[Saved data entries]
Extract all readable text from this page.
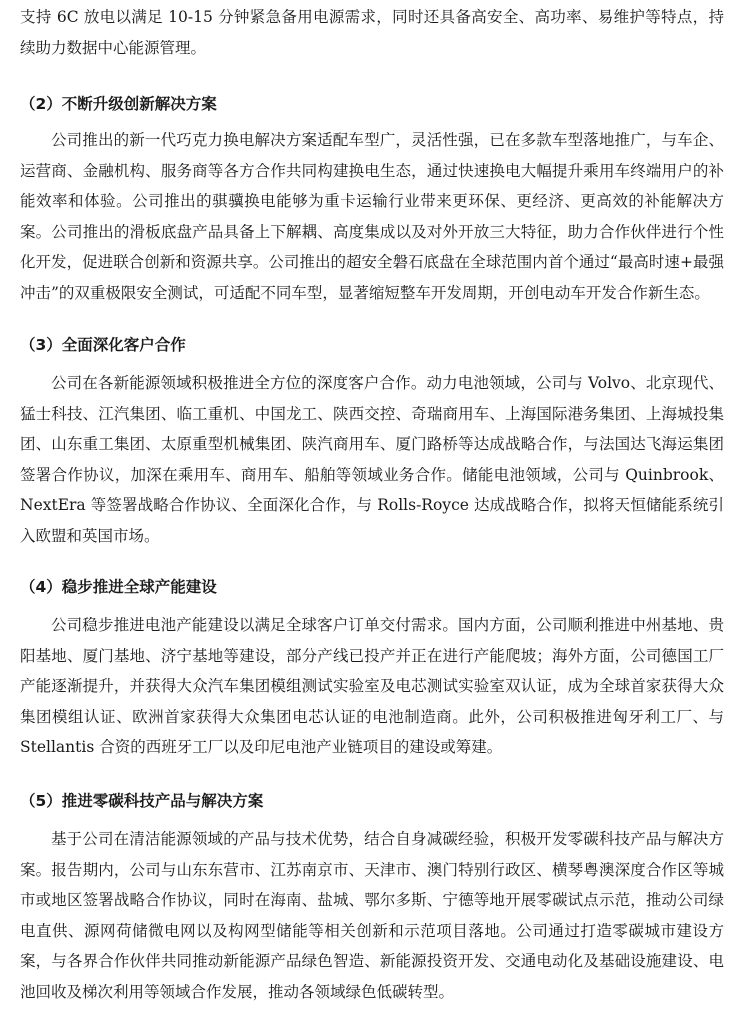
支持 6C 放电以满足 10-15 分钟紧急备用电源需求，同时还具备高安全、高功率、易维护等特点，持续助力数据中心能源管理。

（2）不断升级创新解决方案

公司推出的新一代巧克力换电解决方案适配车型广，灵活性强，已在多款车型落地推广，与车企、运营商、金融机构、服务商等各方合作共同构建换电生态，通过快速换电大幅提升乘用车终端用户的补能效率和体验。公司推出的骐骥换电能够为重卡运输行业带来更环保、更经济、更高效的补能解决方案。公司推出的滑板底盘产品具备上下解耦、高度集成以及对外开放三大特征，助力合作伙伴进行个性化开发，促进联合创新和资源共享。公司推出的超安全磐石底盘在全球范围内首个通过“最高时速+最强冲击”的双重极限安全测试，可适配不同车型，显著缩短整车开发周期，开创电动车开发合作新生态。

（3）全面深化客户合作

公司在各新能源领域积极推进全方位的深度客户合作。动力电池领域，公司与 Volvo、北京现代、猛士科技、江汽集团、临工重机、中国龙工、陕西交控、奇瑞商用车、上海国际港务集团、上海城投集团、山东重工集团、太原重型机械集团、陕汽商用车、厦门路桥等达成战略合作，与法国达飞海运集团签署合作协议，加深在乘用车、商用车、船舶等领域业务合作。储能电池领域，公司与 Quinbrook、NextEra 等签署战略合作协议、全面深化合作，与 Rolls-Royce 达成战略合作，拟将天恒储能系统引入欧盟和英国市场。

（4）稳步推进全球产能建设

公司稳步推进电池产能建设以满足全球客户订单交付需求。国内方面，公司顺利推进中州基地、贵阳基地、厦门基地、济宁基地等建设，部分产线已投产并正在进行产能爬坡；海外方面，公司德国工厂产能逐渐提升，并获得大众汽车集团模组测试实验室及电芯测试实验室双认证，成为全球首家获得大众集团模组认证、欧洲首家获得大众集团电芯认证的电池制造商。此外，公司积极推进匈牙利工厂、与 Stellantis 合资的西班牙工厂以及印尼电池产业链项目的建设或筹建。

（5）推进零碳科技产品与解决方案

基于公司在清洁能源领域的产品与技术优势，结合自身减碳经验，积极开发零碳科技产品与解决方案。报告期内，公司与山东东营市、江苏南京市、天津市、澳门特别行政区、横琴粤澳深度合作区等城市或地区签署战略合作协议，同时在海南、盐城、鄂尔多斯、宁德等地开展零碳试点示范，推动公司绿电直供、源网荷储微电网以及构网型储能等相关创新和示范项目落地。公司通过打造零碳城市建设方案，与各界合作伙伴共同推动新能源产品绿色智造、新能源投资开发、交通电动化及基础设施建设、电池回收及梯次利用等领域合作发展，推动各领域绿色低碳转型。
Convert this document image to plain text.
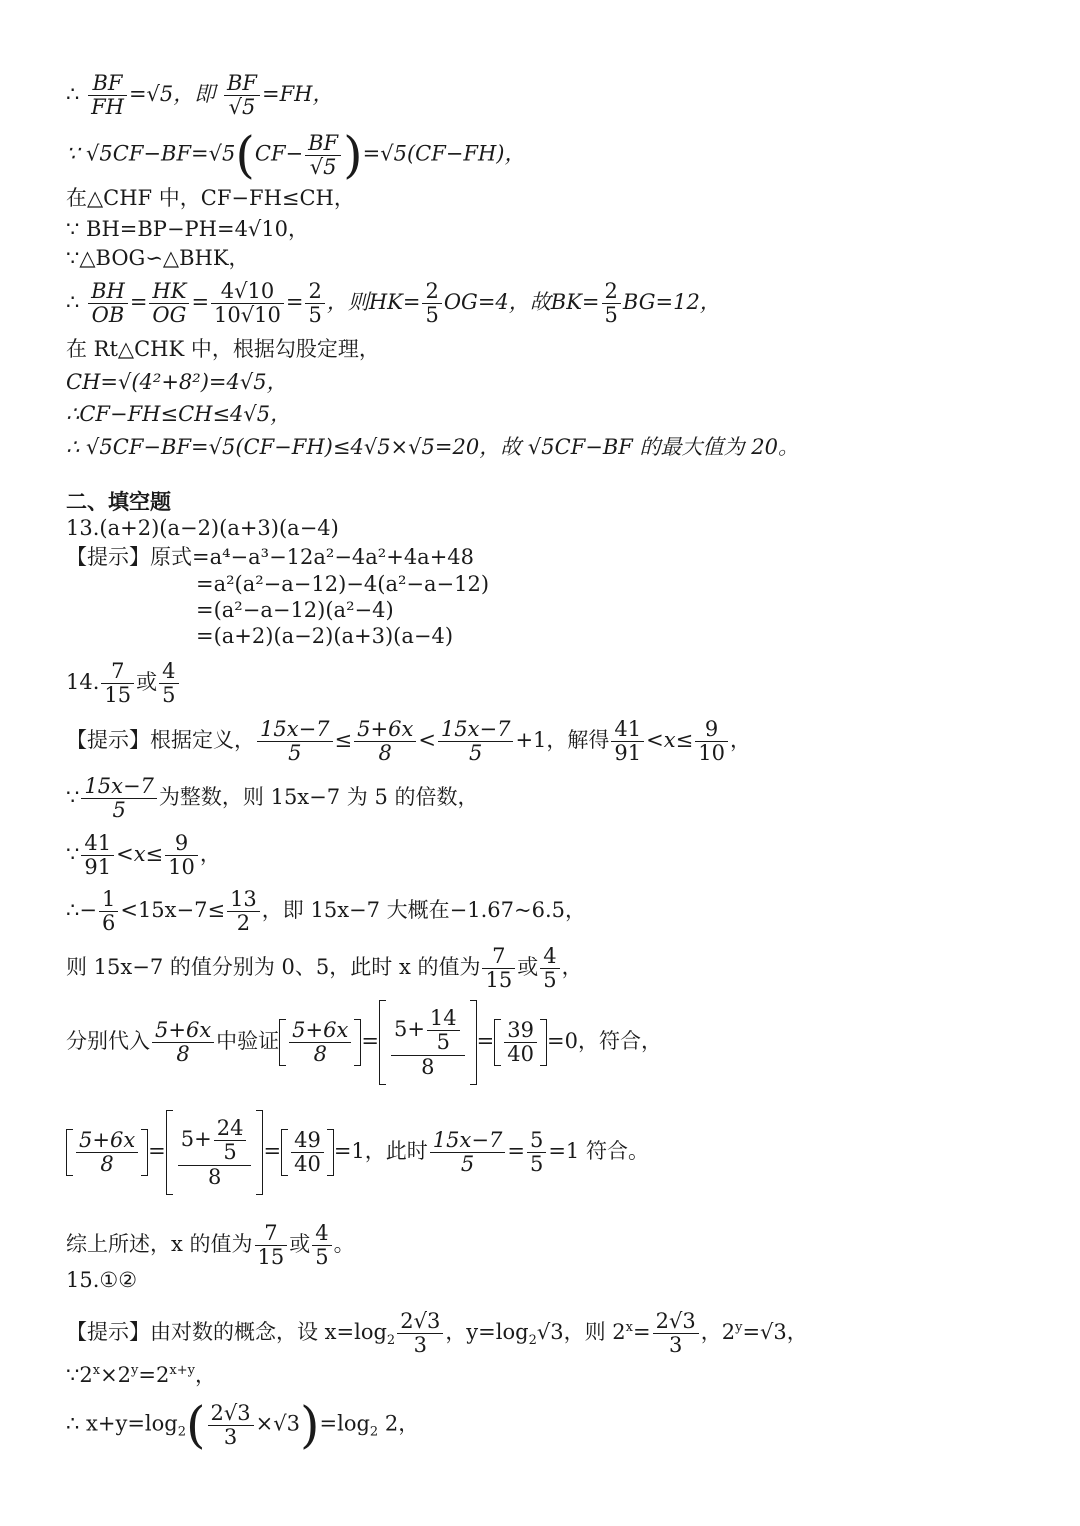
∴ $\frac{BF}{FH} =√5$，即 $\frac{BF}{√5} =FH$，
∵ $√5CF-BF=√5(CF- \frac{BF}{√5} )=√5(CF-FH)$，
在△CHF 中，CF−FH≤CH，
∵ BH=BP−PH=4√10，
∵△BOG∽△BHK，
∴ $\frac{BH}{OB} = \frac{HK}{OG} = \frac{4√10}{10√10} = \frac{2}{5}$ ，则$HK= \frac{2}{5} OG=4$，故$BK= \frac{2}{5} BG=12$，
在 Rt△CHK 中，根据勾股定理，
CH=√(4²+8²)=4√5，
∴CF−FH≤CH≤4√5，
∴ √5CF−BF=√5(CF−FH)≤4√5×√5=20，故 √5CF−BF 的最大值为 20。
二、填空题
13.(a+2)(a−2)(a+3)(a−4)
【提示】原式=a⁴−a³−12a²−4a²+4a+48
=a²(a²−a−12)−4(a²−a−12)
=(a²−a−12)(a²−4)
=(a+2)(a−2)(a+3)(a−4)
14. $\frac{7}{15}$ 或 $\frac{4}{5}$
【提示】根据定义， $\frac{15x-7}{5} \le \frac{5+6x}{8} < \frac{15x-7}{5} +1$，解得 $\frac{41}{91} <x\le \frac{9}{10}$ ，
∵ $\frac{15x-7}{5}$ 为整数，则 15x−7 为 5 的倍数，
∵ $\frac{41}{91} <x\le \frac{9}{10}$ ，
∴− $\frac{1}{6} <15x-7\le \frac{13}{2}$ ，即 15x−7 大概在−1.67~6.5，
则 15x−7 的值分别为 0、5，此时 x 的值为 $\frac{7}{15}$ 或 $\frac{4}{5}$ ，
分别代入 $\frac{5+6x}{8}$ 中验证 $\frac{5+6x}{8} = \frac{5+ \frac{14}{5}}{8} = \frac{39}{40} =0$，符合，
$\frac{5+6x}{8} = \frac{5+ \frac{24}{5}}{8} = \frac{49}{40} =1$，此时 $\frac{15x-7}{5} = \frac{5}{5} =1$ 符合。
综上所述，x 的值为 $\frac{7}{15}$ 或 $\frac{4}{5}$ 。
15.①②
【提示】由对数的概念，设 $x=\log_2 \frac{2√3}{3}$ ，$y=\log_2√3$，则 $2^x= \frac{2√3}{3}$ ，$2^y=√3$，
$\because 2^x\times 2^y=2^{x+y}$，
∴ $x+y=\log_2( \frac{2√3}{3} \times√3)=\log_2$ 2，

**Requirement:** Look through the lines above and collect those with the word "this".

**Solution to the exercise:**
Extract all readable text from this page.
Convert this document image to plain text.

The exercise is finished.